DIRECTIONS FOR THIS TASK: Output every line exactly as written. Leave out pictures.

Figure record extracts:

--- start ---

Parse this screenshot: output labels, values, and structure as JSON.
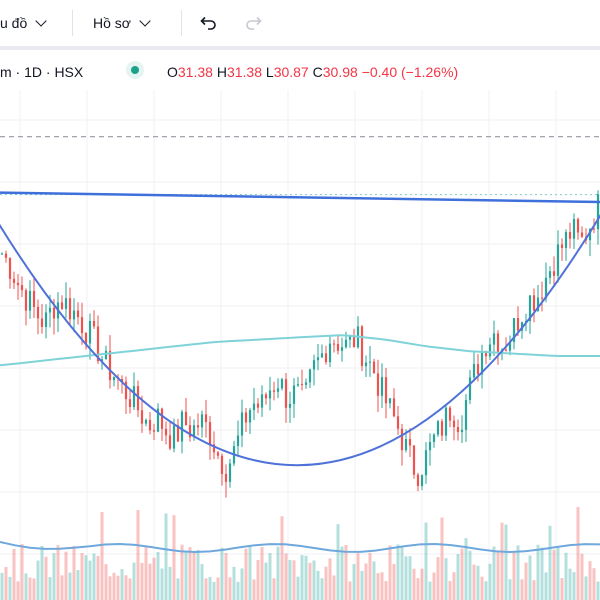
{
  "toolbar": {
    "chart_type_label": "u đồ",
    "profile_label": "Hồ sơ",
    "undo_icon": "undo-icon",
    "redo_icon": "redo-icon"
  },
  "legend": {
    "symbol_info": "m · 1D · HSX",
    "status_icon": "market-status-dot-icon",
    "open_label": "O",
    "open_value": "31.38",
    "high_label": "H",
    "high_value": "31.38",
    "low_label": "L",
    "low_value": "30.87",
    "close_label": "C",
    "close_value": "30.98",
    "change": "−0.40 (−1.26%)"
  },
  "colors": {
    "up": "#26a69a",
    "down": "#ef5350",
    "trendline": "#3f6fdb",
    "cup_curve": "#4f72d9",
    "moving_average": "#7fd3d8",
    "volume_ma": "#6fa8dc",
    "dashed_level": "#9598a1",
    "dotted_level": "#80cbc4"
  },
  "chart_data": {
    "type": "candlestick",
    "x_visible_range": "partial",
    "price_path": [
      33.0,
      32.7,
      32.3,
      32.0,
      31.7,
      31.5,
      31.9,
      32.0,
      31.8,
      31.6,
      31.3,
      31.0,
      30.6,
      30.4,
      30.1,
      29.9,
      29.6,
      29.3,
      29.5,
      29.2,
      29.0,
      29.4,
      29.2,
      29.4,
      29.2,
      28.7,
      28.4,
      28.8,
      29.4,
      29.8,
      29.7,
      30.1,
      30.3,
      29.9,
      30.0,
      29.8,
      30.5,
      30.8,
      31.2,
      31.1,
      31.0,
      31.2,
      30.8,
      30.5,
      30.0,
      29.6,
      29.2,
      28.7,
      28.3,
      28.6,
      29.0,
      29.3,
      29.7,
      29.4,
      30.0,
      30.6,
      31.1,
      31.3,
      31.0,
      31.3,
      31.7,
      32.0,
      32.1,
      32.5,
      32.9,
      33.2,
      33.5,
      33.2,
      33.6,
      34.0
    ],
    "moving_average": [
      30.6,
      30.7,
      30.8,
      30.9,
      31.0,
      31.1,
      31.15,
      31.2,
      31.25,
      31.15,
      31.0,
      30.9,
      30.85,
      30.8,
      30.8
    ],
    "trendline_start": 34.3,
    "trendline_end": 34.1,
    "dashed_level": 35.5,
    "dotted_level": 34.3,
    "cup_rim": 33.3,
    "cup_bottom": 28.3,
    "y_min": 27.5,
    "y_max": 36.5
  }
}
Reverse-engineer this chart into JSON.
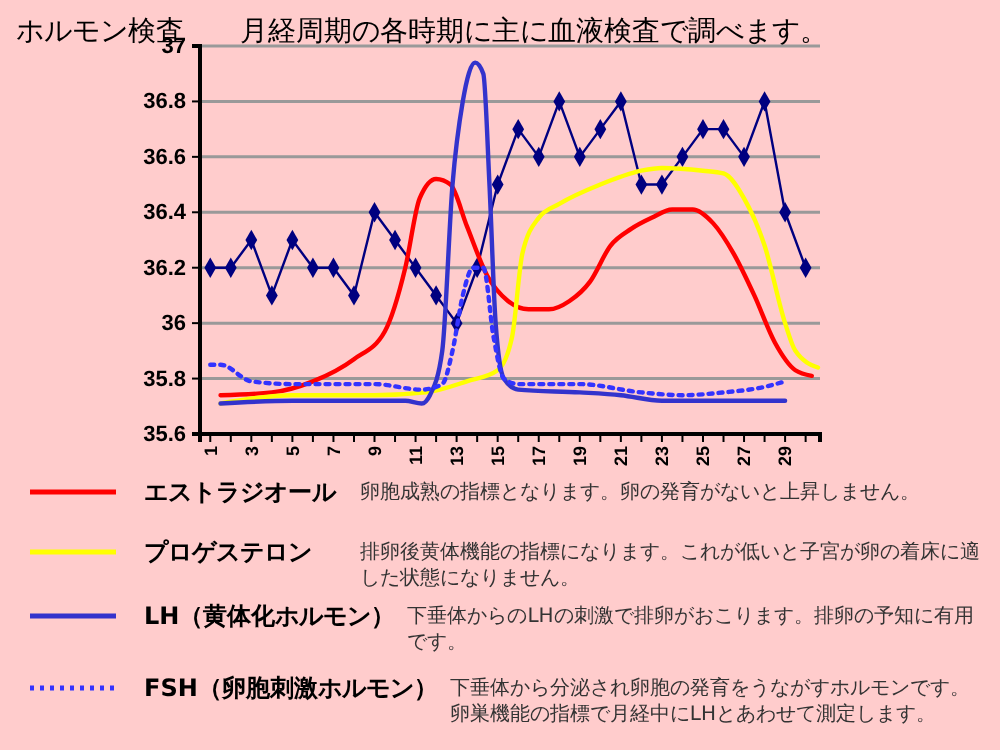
{
  "chart_data": {
    "type": "line",
    "title": "ホルモン検査",
    "subtitle": "月経周期の各時期に主に血液検査で調べます。",
    "xlim": [
      0.5,
      30.7
    ],
    "xticks": [
      1,
      {
        "value": 2,
        "label": null
      },
      3,
      {
        "value": 4,
        "label": null
      },
      5,
      {
        "value": 6,
        "label": null
      },
      7,
      {
        "value": 8,
        "label": null
      },
      9,
      {
        "value": 10,
        "label": null
      },
      11,
      {
        "value": 12,
        "label": null
      },
      13,
      {
        "value": 14,
        "label": null
      },
      15,
      {
        "value": 16,
        "label": null
      },
      17,
      {
        "value": 18,
        "label": null
      },
      19,
      {
        "value": 20,
        "label": null
      },
      21,
      {
        "value": 22,
        "label": null
      },
      23,
      {
        "value": 24,
        "label": null
      },
      25,
      {
        "value": 26,
        "label": null
      },
      27,
      {
        "value": 28,
        "label": null
      },
      29,
      {
        "value": 30,
        "label": null
      }
    ],
    "ylim": [
      35.6,
      37
    ],
    "yticks": [
      35.6,
      35.8,
      36,
      36.2,
      36.4,
      36.6,
      36.8,
      37
    ],
    "grid": "y",
    "legend": "bottom",
    "series": [
      {
        "color": "#000080",
        "marker": "diamond",
        "line_style": "solid",
        "x": [
          1,
          2,
          3,
          4,
          5,
          6,
          7,
          8,
          9,
          10,
          11,
          12,
          13,
          14,
          15,
          16,
          17,
          18,
          19,
          20,
          21,
          22,
          23,
          24,
          25,
          26,
          27,
          28,
          29,
          30
        ],
        "values": [
          36.2,
          36.2,
          36.3,
          36.1,
          36.3,
          36.2,
          36.2,
          36.1,
          36.4,
          36.3,
          36.2,
          36.1,
          36.0,
          36.2,
          36.5,
          36.7,
          36.6,
          36.8,
          36.6,
          36.7,
          36.8,
          36.5,
          36.5,
          36.6,
          36.7,
          36.7,
          36.6,
          36.8,
          36.4,
          36.2
        ]
      },
      {
        "name": "エストラジオール",
        "color": "#ff0000",
        "marker": "none",
        "line_style": "solid",
        "x": [
          1.5,
          4,
          6,
          8,
          9.5,
          10.5,
          11.2,
          12,
          12.7,
          13.5,
          14.5,
          15.5,
          16.5,
          17.5,
          18.5,
          19.5,
          20.5,
          21.5,
          22.5,
          23.5,
          24.5,
          25.5,
          26.5,
          27.5,
          28.5,
          29.5,
          30.3
        ],
        "values": [
          35.74,
          35.75,
          35.79,
          35.87,
          35.97,
          36.2,
          36.45,
          36.52,
          36.5,
          36.35,
          36.17,
          36.08,
          36.05,
          36.05,
          36.08,
          36.15,
          36.28,
          36.34,
          36.38,
          36.41,
          36.41,
          36.36,
          36.25,
          36.1,
          35.93,
          35.83,
          35.81
        ]
      },
      {
        "name": "プロゲステロン",
        "color": "#ffff00",
        "marker": "none",
        "line_style": "solid",
        "x": [
          1.5,
          5,
          9,
          11.5,
          13.5,
          15,
          15.7,
          16.2,
          17,
          18,
          20,
          22,
          23,
          25,
          26,
          27,
          28,
          29,
          29.5,
          30.6
        ],
        "values": [
          35.71,
          35.74,
          35.74,
          35.75,
          35.79,
          35.83,
          35.95,
          36.25,
          36.38,
          36.43,
          36.5,
          36.55,
          36.56,
          36.55,
          36.54,
          36.45,
          36.28,
          36.0,
          35.9,
          35.84
        ]
      },
      {
        "name": "LH（黄体化ホルモン）",
        "color": "#3333cc",
        "marker": "none",
        "line_style": "solid",
        "x": [
          1.5,
          5,
          9,
          10.5,
          11.3,
          11.7,
          12.3,
          12.8,
          13.3,
          13.9,
          14.3,
          14.6,
          14.9,
          15.3,
          16,
          19,
          21,
          23,
          26,
          29
        ],
        "values": [
          35.71,
          35.72,
          35.72,
          35.72,
          35.71,
          35.74,
          35.9,
          36.5,
          36.8,
          36.94,
          36.9,
          36.5,
          36.0,
          35.8,
          35.76,
          35.75,
          35.74,
          35.72,
          35.72,
          35.72
        ]
      },
      {
        "name": "FSH（卵胞刺激ホルモン）",
        "color": "#3333ff",
        "marker": "none",
        "line_style": "dotted",
        "x": [
          1,
          1.5,
          3,
          5,
          9,
          11.3,
          12.3,
          12.8,
          13.3,
          13.8,
          14.3,
          14.8,
          15.3,
          16,
          19,
          22,
          24,
          26,
          28,
          29
        ],
        "values": [
          35.85,
          35.85,
          35.79,
          35.78,
          35.78,
          35.76,
          35.78,
          35.9,
          36.1,
          36.2,
          36.2,
          35.95,
          35.8,
          35.78,
          35.78,
          35.75,
          35.74,
          35.75,
          35.77,
          35.79
        ]
      }
    ],
    "annotations": [
      "卵胞成熟の指標となります。卵の発育がないと上昇しません。",
      "排卵後黄体機能の指標になります。これが低いと子宮が卵の着床に適した状態になりません。",
      "下垂体からのLHの刺激で排卵がおこります。排卵の予知に有用です。",
      "下垂体から分泌され卵胞の発育をうながすホルモンです。卵巣機能の指標で月経中にLHとあわせて測定します。"
    ]
  }
}
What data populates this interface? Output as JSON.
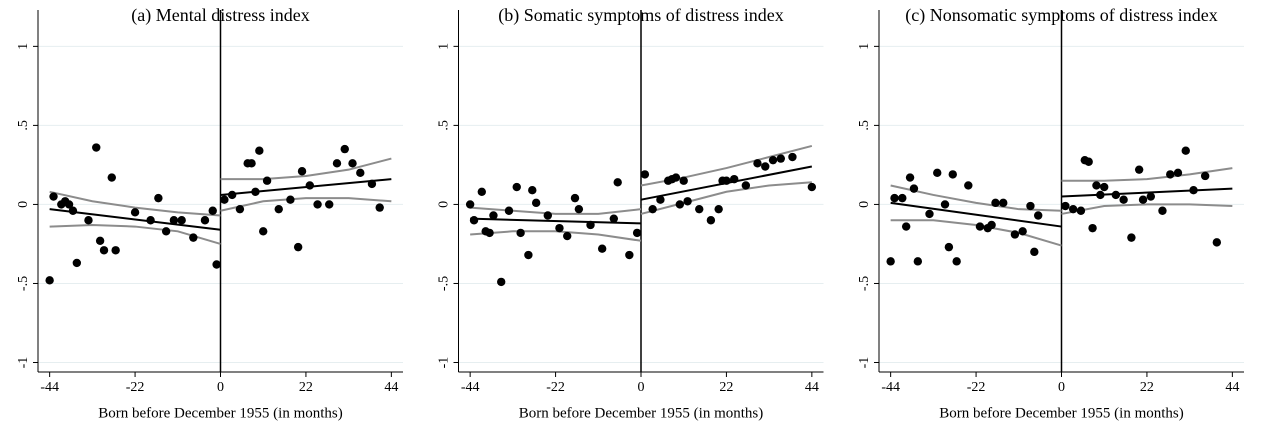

--- end ---

RESPONSE TO THE TASK:
Parse this screenshot: output labels, values, and structure as JSON.
{
  "toolbar": {
    "chart_type_label": "u đồ",
    "profile_label": "Hồ sơ",
    "undo_icon": "undo-icon",
    "redo_icon": "redo-icon"
  },
  "legend": {
    "symbol_info": "m · 1D · HSX",
    "status_icon": "market-status-dot-icon",
    "open_label": "O",
    "open_value": "31.38",
    "high_label": "H",
    "high_value": "31.38",
    "low_label": "L",
    "low_value": "30.87",
    "close_label": "C",
    "close_value": "30.98",
    "change": "−0.40 (−1.26%)"
  },
  "colors": {
    "up": "#26a69a",
    "down": "#ef5350",
    "trendline": "#3f6fdb",
    "cup_curve": "#4f72d9",
    "moving_average": "#7fd3d8",
    "volume_ma": "#6fa8dc",
    "dashed_level": "#9598a1",
    "dotted_level": "#80cbc4"
  },
  "chart_data": {
    "type": "candlestick",
    "x_visible_range": "partial",
    "price_path": [
      33.0,
      32.7,
      32.3,
      32.0,
      31.7,
      31.5,
      31.9,
      32.0,
      31.8,
      31.6,
      31.3,
      31.0,
      30.6,
      30.4,
      30.1,
      29.9,
      29.6,
      29.3,
      29.5,
      29.2,
      29.0,
      29.4,
      29.2,
      29.4,
      29.2,
      28.7,
      28.4,
      28.8,
      29.4,
      29.8,
      29.7,
      30.1,
      30.3,
      29.9,
      30.0,
      29.8,
      30.5,
      30.8,
      31.2,
      31.1,
      31.0,
      31.2,
      30.8,
      30.5,
      30.0,
      29.6,
      29.2,
      28.7,
      28.3,
      28.6,
      29.0,
      29.3,
      29.7,
      29.4,
      30.0,
      30.6,
      31.1,
      31.3,
      31.0,
      31.3,
      31.7,
      32.0,
      32.1,
      32.5,
      32.9,
      33.2,
      33.5,
      33.2,
      33.6,
      34.0
    ],
    "moving_average": [
      30.6,
      30.7,
      30.8,
      30.9,
      31.0,
      31.1,
      31.15,
      31.2,
      31.25,
      31.15,
      31.0,
      30.9,
      30.85,
      30.8,
      30.8
    ],
    "trendline_start": 34.3,
    "trendline_end": 34.1,
    "dashed_level": 35.5,
    "dotted_level": 34.3,
    "cup_rim": 33.3,
    "cup_bottom": 28.3,
    "y_min": 27.5,
    "y_max": 36.5
  }
}
Reverse-engineer this chart into JSON.
{
  "chart_data": {
    "type": "line",
    "title": "ホルモン検査",
    "subtitle": "月経周期の各時期に主に血液検査で調べます。",
    "xlim": [
      0.5,
      30.7
    ],
    "xticks": [
      1,
      {
        "value": 2,
        "label": null
      },
      3,
      {
        "value": 4,
        "label": null
      },
      5,
      {
        "value": 6,
        "label": null
      },
      7,
      {
        "value": 8,
        "label": null
      },
      9,
      {
        "value": 10,
        "label": null
      },
      11,
      {
        "value": 12,
        "label": null
      },
      13,
      {
        "value": 14,
        "label": null
      },
      15,
      {
        "value": 16,
        "label": null
      },
      17,
      {
        "value": 18,
        "label": null
      },
      19,
      {
        "value": 20,
        "label": null
      },
      21,
      {
        "value": 22,
        "label": null
      },
      23,
      {
        "value": 24,
        "label": null
      },
      25,
      {
        "value": 26,
        "label": null
      },
      27,
      {
        "value": 28,
        "label": null
      },
      29,
      {
        "value": 30,
        "label": null
      }
    ],
    "ylim": [
      35.6,
      37
    ],
    "yticks": [
      35.6,
      35.8,
      36,
      36.2,
      36.4,
      36.6,
      36.8,
      37
    ],
    "grid": "y",
    "legend": "bottom",
    "series": [
      {
        "color": "#000080",
        "marker": "diamond",
        "line_style": "solid",
        "x": [
          1,
          2,
          3,
          4,
          5,
          6,
          7,
          8,
          9,
          10,
          11,
          12,
          13,
          14,
          15,
          16,
          17,
          18,
          19,
          20,
          21,
          22,
          23,
          24,
          25,
          26,
          27,
          28,
          29,
          30
        ],
        "values": [
          36.2,
          36.2,
          36.3,
          36.1,
          36.3,
          36.2,
          36.2,
          36.1,
          36.4,
          36.3,
          36.2,
          36.1,
          36.0,
          36.2,
          36.5,
          36.7,
          36.6,
          36.8,
          36.6,
          36.7,
          36.8,
          36.5,
          36.5,
          36.6,
          36.7,
          36.7,
          36.6,
          36.8,
          36.4,
          36.2
        ]
      },
      {
        "name": "エストラジオール",
        "color": "#ff0000",
        "marker": "none",
        "line_style": "solid",
        "x": [
          1.5,
          4,
          6,
          8,
          9.5,
          10.5,
          11.2,
          12,
          12.7,
          13.5,
          14.5,
          15.5,
          16.5,
          17.5,
          18.5,
          19.5,
          20.5,
          21.5,
          22.5,
          23.5,
          24.5,
          25.5,
          26.5,
          27.5,
          28.5,
          29.5,
          30.3
        ],
        "values": [
          35.74,
          35.75,
          35.79,
          35.87,
          35.97,
          36.2,
          36.45,
          36.52,
          36.5,
          36.35,
          36.17,
          36.08,
          36.05,
          36.05,
          36.08,
          36.15,
          36.28,
          36.34,
          36.38,
          36.41,
          36.41,
          36.36,
          36.25,
          36.1,
          35.93,
          35.83,
          35.81
        ]
      },
      {
        "name": "プロゲステロン",
        "color": "#ffff00",
        "marker": "none",
        "line_style": "solid",
        "x": [
          1.5,
          5,
          9,
          11.5,
          13.5,
          15,
          15.7,
          16.2,
          17,
          18,
          20,
          22,
          23,
          25,
          26,
          27,
          28,
          29,
          29.5,
          30.6
        ],
        "values": [
          35.71,
          35.74,
          35.74,
          35.75,
          35.79,
          35.83,
          35.95,
          36.25,
          36.38,
          36.43,
          36.5,
          36.55,
          36.56,
          36.55,
          36.54,
          36.45,
          36.28,
          36.0,
          35.9,
          35.84
        ]
      },
      {
        "name": "LH（黄体化ホルモン）",
        "color": "#3333cc",
        "marker": "none",
        "line_style": "solid",
        "x": [
          1.5,
          5,
          9,
          10.5,
          11.3,
          11.7,
          12.3,
          12.8,
          13.3,
          13.9,
          14.3,
          14.6,
          14.9,
          15.3,
          16,
          19,
          21,
          23,
          26,
          29
        ],
        "values": [
          35.71,
          35.72,
          35.72,
          35.72,
          35.71,
          35.74,
          35.9,
          36.5,
          36.8,
          36.94,
          36.9,
          36.5,
          36.0,
          35.8,
          35.76,
          35.75,
          35.74,
          35.72,
          35.72,
          35.72
        ]
      },
      {
        "name": "FSH（卵胞刺激ホルモン）",
        "color": "#3333ff",
        "marker": "none",
        "line_style": "dotted",
        "x": [
          1,
          1.5,
          3,
          5,
          9,
          11.3,
          12.3,
          12.8,
          13.3,
          13.8,
          14.3,
          14.8,
          15.3,
          16,
          19,
          22,
          24,
          26,
          28,
          29
        ],
        "values": [
          35.85,
          35.85,
          35.79,
          35.78,
          35.78,
          35.76,
          35.78,
          35.9,
          36.1,
          36.2,
          36.2,
          35.95,
          35.8,
          35.78,
          35.78,
          35.75,
          35.74,
          35.75,
          35.77,
          35.79
        ]
      }
    ],
    "annotations": [
      "卵胞成熟の指標となります。卵の発育がないと上昇しません。",
      "排卵後黄体機能の指標になります。これが低いと子宮が卵の着床に適した状態になりません。",
      "下垂体からのLHの刺激で排卵がおこります。排卵の予知に有用です。",
      "下垂体から分泌され卵胞の発育をうながすホルモンです。卵巣機能の指標で月経中にLHとあわせて測定します。"
    ]
  }
}
What data populates this interface? Output as JSON.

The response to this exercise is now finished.